**RECORDS SUPPLIED:**

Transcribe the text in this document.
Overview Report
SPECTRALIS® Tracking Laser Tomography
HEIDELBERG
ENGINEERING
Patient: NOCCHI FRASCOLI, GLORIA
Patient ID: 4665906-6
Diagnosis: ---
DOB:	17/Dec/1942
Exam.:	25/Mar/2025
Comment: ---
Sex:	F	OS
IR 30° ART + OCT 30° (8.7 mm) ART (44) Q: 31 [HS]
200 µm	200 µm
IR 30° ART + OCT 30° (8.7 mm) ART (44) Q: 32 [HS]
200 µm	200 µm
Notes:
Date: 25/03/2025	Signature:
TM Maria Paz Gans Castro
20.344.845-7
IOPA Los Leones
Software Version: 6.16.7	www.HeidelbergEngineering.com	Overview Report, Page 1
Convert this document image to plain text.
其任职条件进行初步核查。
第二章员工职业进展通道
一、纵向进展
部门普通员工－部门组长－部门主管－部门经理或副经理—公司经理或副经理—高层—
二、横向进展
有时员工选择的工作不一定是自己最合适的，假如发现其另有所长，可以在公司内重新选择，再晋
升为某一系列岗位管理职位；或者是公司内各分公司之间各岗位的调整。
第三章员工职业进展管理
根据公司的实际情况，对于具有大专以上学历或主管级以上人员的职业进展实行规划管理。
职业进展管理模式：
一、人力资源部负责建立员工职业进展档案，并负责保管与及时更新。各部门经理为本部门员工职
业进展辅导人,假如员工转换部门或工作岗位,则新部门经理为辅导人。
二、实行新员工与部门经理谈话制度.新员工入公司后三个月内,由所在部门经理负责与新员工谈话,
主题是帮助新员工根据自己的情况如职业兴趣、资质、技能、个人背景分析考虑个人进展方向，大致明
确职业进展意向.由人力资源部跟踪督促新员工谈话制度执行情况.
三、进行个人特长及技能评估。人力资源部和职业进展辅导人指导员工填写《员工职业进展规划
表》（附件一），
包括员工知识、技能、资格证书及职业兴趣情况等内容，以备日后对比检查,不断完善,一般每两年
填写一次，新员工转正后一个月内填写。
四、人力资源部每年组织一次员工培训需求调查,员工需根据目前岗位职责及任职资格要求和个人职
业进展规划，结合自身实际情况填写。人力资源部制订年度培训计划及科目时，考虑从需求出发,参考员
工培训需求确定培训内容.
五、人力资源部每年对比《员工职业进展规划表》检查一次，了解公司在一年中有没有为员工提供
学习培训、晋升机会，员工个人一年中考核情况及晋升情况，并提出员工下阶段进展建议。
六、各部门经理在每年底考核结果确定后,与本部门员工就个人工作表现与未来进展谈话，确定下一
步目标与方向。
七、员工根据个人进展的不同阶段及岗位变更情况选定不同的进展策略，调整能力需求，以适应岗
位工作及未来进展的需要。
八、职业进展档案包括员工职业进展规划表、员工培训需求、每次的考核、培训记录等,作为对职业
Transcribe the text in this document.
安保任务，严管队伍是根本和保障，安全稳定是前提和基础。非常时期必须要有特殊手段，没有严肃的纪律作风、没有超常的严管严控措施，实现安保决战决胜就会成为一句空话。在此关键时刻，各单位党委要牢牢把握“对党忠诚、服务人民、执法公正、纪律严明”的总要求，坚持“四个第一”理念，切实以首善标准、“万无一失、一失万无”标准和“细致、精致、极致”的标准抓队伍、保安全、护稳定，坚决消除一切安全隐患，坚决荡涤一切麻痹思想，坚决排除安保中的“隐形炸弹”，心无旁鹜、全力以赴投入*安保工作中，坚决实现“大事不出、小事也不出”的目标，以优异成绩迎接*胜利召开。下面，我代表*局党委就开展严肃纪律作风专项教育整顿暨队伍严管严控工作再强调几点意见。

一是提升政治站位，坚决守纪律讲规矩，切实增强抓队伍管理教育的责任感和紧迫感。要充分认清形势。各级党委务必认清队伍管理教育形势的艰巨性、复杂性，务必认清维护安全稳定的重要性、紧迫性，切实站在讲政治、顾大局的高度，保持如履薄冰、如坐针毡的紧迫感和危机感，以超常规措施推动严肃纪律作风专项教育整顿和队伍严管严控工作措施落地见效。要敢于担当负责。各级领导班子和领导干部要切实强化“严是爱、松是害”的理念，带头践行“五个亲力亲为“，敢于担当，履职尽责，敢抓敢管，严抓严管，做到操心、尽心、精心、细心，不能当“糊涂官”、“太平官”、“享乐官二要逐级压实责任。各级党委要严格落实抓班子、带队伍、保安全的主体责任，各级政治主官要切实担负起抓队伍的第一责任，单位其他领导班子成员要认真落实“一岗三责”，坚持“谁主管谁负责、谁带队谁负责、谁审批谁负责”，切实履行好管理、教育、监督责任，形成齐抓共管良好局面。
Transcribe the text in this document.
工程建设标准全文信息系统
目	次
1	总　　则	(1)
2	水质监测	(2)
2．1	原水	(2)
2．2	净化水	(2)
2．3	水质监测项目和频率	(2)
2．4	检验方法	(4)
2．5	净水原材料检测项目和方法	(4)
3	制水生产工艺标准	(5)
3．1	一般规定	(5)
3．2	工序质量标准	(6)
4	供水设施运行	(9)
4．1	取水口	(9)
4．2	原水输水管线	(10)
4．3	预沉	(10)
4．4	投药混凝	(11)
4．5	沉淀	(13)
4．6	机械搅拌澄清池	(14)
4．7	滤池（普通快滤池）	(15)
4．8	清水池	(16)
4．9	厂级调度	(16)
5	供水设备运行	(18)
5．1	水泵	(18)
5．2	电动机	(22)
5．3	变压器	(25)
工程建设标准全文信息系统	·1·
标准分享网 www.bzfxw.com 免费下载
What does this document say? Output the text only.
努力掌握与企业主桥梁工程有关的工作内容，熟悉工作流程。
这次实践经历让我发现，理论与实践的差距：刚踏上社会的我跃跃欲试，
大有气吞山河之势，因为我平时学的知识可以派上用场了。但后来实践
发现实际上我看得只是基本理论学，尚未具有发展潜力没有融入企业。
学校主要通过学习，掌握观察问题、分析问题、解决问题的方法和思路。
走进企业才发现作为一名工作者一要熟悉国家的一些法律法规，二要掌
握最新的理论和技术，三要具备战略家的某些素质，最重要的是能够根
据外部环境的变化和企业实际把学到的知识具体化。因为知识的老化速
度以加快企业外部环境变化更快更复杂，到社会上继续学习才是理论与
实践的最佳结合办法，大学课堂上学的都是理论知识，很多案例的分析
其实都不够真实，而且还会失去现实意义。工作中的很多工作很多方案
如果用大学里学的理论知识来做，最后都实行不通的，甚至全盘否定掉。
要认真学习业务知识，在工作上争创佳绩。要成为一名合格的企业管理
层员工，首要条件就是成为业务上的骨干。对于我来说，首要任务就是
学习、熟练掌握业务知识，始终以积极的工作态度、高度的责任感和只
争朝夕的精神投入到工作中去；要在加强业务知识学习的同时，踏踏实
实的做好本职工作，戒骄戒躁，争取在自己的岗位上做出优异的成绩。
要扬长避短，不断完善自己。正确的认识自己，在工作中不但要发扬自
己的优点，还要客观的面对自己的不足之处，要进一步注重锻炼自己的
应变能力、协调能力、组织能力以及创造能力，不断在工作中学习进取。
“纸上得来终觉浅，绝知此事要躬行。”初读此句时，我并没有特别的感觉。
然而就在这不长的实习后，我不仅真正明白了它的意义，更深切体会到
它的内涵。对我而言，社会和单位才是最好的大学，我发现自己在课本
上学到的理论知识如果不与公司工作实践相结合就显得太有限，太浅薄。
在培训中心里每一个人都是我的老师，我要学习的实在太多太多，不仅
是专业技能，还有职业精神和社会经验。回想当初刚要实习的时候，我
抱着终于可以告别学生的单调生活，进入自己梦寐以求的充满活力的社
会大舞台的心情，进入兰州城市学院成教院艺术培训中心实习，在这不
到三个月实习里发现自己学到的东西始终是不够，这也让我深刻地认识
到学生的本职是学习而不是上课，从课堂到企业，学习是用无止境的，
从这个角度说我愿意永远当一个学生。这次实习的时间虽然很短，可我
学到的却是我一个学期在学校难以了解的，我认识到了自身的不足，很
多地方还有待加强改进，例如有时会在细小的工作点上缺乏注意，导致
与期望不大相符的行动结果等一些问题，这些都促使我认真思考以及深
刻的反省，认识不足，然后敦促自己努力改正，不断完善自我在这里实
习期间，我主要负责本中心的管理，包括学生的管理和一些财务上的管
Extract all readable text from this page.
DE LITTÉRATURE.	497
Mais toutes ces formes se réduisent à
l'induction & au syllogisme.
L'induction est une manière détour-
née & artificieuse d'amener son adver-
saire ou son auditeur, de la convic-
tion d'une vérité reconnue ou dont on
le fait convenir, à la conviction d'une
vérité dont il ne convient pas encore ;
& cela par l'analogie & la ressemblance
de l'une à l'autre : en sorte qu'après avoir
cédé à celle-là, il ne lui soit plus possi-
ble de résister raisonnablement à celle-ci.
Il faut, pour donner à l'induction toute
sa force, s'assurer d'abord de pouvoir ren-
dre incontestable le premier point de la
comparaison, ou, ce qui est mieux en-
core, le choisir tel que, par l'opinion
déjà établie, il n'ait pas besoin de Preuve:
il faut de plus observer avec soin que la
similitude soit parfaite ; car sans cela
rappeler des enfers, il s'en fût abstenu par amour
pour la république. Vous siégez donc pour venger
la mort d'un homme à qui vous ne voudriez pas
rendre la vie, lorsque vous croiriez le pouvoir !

**EXERCISE AIM:** Gather each line that holds "dont".

**WORKED SOLUTION:**
tion d'une vérité reconnue ou dont on
vérité dont il ne convient pas encore ;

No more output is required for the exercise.